* start *
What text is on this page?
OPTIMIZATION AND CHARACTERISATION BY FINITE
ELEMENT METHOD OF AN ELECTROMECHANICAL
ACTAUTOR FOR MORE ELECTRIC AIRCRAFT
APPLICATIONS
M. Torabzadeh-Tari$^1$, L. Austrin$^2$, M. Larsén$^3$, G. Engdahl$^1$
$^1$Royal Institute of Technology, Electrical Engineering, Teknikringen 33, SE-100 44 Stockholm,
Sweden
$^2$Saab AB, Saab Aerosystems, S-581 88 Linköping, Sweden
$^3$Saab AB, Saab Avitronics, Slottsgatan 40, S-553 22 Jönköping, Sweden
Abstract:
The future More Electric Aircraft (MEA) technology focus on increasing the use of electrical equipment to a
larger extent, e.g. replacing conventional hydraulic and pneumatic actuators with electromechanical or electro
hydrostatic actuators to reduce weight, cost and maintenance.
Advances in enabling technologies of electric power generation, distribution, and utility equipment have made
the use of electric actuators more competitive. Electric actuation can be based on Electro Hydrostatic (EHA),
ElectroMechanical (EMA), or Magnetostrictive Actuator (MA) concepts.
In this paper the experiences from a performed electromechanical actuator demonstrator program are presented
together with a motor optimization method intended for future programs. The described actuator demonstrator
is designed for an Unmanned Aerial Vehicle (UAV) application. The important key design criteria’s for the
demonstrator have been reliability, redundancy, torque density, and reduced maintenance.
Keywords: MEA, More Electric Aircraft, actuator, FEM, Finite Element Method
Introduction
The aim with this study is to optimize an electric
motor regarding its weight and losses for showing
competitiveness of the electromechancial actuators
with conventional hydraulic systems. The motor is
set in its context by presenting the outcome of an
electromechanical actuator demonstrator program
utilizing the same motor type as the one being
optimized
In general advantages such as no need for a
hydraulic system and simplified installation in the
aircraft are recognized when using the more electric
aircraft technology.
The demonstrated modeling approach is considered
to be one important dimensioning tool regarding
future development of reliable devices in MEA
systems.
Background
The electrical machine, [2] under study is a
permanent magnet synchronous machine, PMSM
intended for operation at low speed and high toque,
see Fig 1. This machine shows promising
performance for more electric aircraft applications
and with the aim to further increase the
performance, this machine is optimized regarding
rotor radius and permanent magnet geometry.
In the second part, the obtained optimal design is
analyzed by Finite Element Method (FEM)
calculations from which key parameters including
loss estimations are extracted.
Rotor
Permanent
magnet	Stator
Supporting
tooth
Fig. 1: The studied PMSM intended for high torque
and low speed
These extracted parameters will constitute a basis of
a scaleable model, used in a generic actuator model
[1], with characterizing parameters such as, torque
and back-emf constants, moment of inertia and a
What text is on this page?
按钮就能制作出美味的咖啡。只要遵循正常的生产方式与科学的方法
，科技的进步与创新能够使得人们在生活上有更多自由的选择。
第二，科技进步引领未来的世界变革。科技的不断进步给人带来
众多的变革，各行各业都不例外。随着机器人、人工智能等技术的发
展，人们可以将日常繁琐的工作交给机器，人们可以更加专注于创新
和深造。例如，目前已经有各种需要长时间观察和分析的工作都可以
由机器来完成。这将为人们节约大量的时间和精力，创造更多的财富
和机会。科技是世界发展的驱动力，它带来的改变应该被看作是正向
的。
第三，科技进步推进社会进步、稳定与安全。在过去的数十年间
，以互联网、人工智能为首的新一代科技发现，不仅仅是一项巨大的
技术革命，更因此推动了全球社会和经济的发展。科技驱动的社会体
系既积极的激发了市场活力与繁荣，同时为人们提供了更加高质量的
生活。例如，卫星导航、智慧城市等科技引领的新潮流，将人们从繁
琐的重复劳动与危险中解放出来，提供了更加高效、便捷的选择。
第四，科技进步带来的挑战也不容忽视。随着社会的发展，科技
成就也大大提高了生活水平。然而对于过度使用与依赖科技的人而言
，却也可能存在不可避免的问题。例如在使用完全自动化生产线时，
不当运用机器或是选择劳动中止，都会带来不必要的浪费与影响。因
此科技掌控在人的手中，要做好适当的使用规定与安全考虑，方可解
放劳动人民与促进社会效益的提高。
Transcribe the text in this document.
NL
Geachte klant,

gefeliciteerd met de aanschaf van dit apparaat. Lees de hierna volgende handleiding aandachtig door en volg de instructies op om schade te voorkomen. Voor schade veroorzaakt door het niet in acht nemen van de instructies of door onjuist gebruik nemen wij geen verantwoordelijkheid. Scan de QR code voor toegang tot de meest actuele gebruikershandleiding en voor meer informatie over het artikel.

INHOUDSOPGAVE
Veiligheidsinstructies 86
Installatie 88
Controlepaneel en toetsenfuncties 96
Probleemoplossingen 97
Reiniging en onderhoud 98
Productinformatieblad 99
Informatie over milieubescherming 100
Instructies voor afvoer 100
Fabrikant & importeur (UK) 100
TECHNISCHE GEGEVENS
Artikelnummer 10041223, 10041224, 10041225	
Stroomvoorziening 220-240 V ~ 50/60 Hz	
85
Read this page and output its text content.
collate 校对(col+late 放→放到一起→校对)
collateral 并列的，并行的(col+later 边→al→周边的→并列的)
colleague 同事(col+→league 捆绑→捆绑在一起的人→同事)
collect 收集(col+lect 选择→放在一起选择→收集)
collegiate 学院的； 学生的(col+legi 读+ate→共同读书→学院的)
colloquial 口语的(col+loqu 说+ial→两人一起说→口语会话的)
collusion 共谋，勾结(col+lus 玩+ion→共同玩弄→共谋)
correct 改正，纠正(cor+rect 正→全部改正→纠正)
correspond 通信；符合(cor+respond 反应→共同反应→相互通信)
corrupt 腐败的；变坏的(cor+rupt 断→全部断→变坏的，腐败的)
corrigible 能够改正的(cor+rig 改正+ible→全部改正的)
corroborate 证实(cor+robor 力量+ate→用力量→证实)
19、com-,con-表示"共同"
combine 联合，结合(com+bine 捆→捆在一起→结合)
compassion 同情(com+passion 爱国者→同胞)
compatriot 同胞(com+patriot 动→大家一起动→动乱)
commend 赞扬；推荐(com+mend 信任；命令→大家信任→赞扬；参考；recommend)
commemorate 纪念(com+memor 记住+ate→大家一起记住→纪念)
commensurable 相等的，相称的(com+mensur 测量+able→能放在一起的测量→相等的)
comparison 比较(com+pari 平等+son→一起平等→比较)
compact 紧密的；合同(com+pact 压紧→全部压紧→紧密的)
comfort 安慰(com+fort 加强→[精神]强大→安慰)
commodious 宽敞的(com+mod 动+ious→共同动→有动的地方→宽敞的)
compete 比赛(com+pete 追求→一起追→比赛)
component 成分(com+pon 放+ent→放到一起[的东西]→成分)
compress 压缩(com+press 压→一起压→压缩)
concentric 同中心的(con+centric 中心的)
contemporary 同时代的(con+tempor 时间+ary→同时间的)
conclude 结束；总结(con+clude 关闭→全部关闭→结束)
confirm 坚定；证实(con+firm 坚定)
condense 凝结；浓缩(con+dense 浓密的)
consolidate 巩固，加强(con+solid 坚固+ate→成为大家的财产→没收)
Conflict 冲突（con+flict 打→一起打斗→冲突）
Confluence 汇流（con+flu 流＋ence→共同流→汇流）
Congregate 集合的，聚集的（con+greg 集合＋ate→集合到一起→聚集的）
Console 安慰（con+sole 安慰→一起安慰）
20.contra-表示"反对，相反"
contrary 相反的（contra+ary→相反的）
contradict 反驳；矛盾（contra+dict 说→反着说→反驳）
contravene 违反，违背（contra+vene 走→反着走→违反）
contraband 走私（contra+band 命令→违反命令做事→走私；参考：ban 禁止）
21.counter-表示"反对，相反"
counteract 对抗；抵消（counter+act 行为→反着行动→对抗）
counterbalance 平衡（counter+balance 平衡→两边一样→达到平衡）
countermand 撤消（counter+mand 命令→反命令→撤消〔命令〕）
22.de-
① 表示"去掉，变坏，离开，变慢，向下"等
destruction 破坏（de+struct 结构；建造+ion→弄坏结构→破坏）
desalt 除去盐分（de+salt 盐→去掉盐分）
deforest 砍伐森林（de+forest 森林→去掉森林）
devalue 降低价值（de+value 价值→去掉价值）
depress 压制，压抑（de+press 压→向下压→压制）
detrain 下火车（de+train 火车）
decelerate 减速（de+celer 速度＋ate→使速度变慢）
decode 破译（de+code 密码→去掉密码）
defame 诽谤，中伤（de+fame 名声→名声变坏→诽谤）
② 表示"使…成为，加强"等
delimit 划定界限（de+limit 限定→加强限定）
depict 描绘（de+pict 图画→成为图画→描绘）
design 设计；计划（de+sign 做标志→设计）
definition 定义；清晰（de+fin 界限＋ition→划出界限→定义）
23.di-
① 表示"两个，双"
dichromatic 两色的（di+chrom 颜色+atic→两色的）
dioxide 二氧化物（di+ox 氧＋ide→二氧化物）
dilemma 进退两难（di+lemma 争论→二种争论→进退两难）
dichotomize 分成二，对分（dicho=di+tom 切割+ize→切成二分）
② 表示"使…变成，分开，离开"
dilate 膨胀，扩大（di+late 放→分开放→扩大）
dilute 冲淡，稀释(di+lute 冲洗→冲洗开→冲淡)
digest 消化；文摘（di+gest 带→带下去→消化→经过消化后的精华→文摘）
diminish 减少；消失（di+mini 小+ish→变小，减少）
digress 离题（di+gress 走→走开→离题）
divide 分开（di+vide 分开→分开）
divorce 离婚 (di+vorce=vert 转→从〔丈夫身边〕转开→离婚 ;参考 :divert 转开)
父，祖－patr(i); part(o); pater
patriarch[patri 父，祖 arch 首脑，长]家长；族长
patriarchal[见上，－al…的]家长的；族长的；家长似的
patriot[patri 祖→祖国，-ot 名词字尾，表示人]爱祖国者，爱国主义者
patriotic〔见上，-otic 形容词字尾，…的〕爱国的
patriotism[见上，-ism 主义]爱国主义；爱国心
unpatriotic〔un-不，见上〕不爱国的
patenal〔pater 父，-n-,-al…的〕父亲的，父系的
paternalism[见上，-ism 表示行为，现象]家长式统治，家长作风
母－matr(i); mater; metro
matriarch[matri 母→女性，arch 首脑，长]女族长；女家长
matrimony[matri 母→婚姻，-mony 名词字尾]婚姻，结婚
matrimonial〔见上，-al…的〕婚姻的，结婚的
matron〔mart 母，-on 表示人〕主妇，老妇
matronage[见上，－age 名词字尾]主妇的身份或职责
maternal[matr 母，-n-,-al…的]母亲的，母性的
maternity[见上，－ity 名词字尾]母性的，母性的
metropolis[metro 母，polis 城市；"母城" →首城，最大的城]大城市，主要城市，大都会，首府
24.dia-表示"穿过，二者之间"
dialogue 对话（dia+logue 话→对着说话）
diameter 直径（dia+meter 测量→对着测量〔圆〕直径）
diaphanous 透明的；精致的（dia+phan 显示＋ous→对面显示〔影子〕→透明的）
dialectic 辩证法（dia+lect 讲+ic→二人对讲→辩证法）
* end *
[Set exercise]: Take every line from the records above that has the word "PMSM" and copy it.

[Answer to the exercise]:
permanent magnet synchronous machine, PMSM
Fig. 1: The studied PMSM intended for high torque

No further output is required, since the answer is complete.